Saved data entries
^^^^^^^^
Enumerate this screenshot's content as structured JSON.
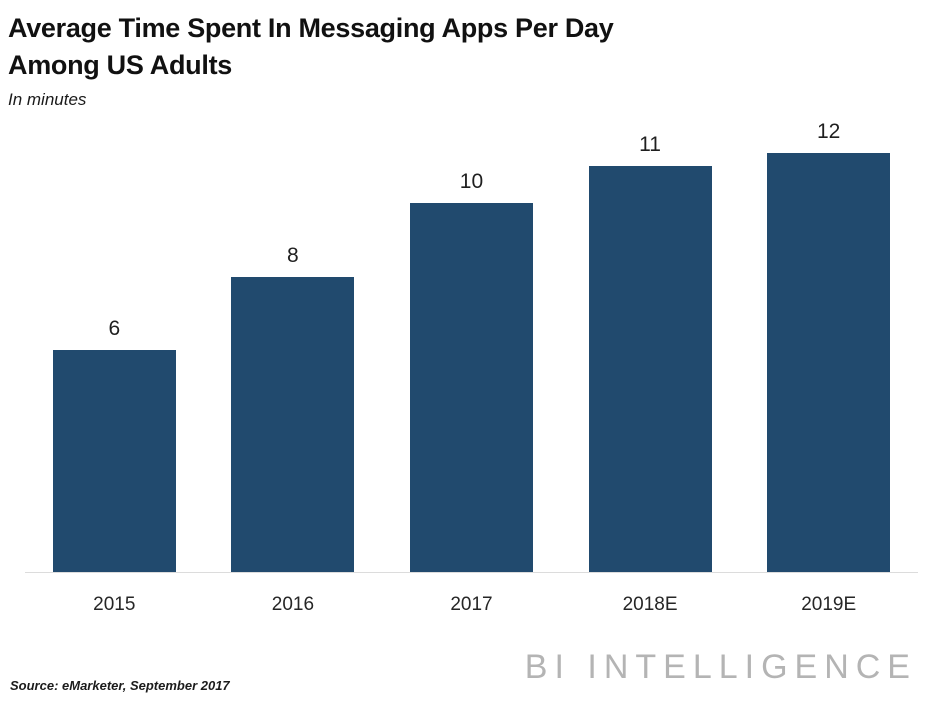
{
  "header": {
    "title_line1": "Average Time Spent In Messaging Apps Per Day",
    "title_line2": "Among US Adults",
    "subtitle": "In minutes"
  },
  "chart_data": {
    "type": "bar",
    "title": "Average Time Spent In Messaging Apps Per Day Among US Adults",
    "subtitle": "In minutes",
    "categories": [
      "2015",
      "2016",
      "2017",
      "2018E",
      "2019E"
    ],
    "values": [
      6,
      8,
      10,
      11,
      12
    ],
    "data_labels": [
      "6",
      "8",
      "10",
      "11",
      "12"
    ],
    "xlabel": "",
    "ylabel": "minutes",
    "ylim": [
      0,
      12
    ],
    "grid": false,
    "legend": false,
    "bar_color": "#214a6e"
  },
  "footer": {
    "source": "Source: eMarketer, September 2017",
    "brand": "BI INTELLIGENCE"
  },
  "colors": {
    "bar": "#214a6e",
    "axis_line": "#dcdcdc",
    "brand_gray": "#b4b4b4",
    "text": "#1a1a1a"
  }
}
^^^^^^^^
## Do this
In your copy, leave out the pictures and reproduce the material above exactly.

## Task output
Enumerate this screenshot's content as structured JSON.
{
  "header": {
    "title_line1": "Average Time Spent In Messaging Apps Per Day",
    "title_line2": "Among US Adults",
    "subtitle": "In minutes"
  },
  "chart_data": {
    "type": "bar",
    "title": "Average Time Spent In Messaging Apps Per Day Among US Adults",
    "subtitle": "In minutes",
    "categories": [
      "2015",
      "2016",
      "2017",
      "2018E",
      "2019E"
    ],
    "values": [
      6,
      8,
      10,
      11,
      12
    ],
    "data_labels": [
      "6",
      "8",
      "10",
      "11",
      "12"
    ],
    "xlabel": "",
    "ylabel": "minutes",
    "ylim": [
      0,
      12
    ],
    "grid": false,
    "legend": false,
    "bar_color": "#214a6e"
  },
  "footer": {
    "source": "Source: eMarketer, September 2017",
    "brand": "BI INTELLIGENCE"
  },
  "colors": {
    "bar": "#214a6e",
    "axis_line": "#dcdcdc",
    "brand_gray": "#b4b4b4",
    "text": "#1a1a1a"
  }
}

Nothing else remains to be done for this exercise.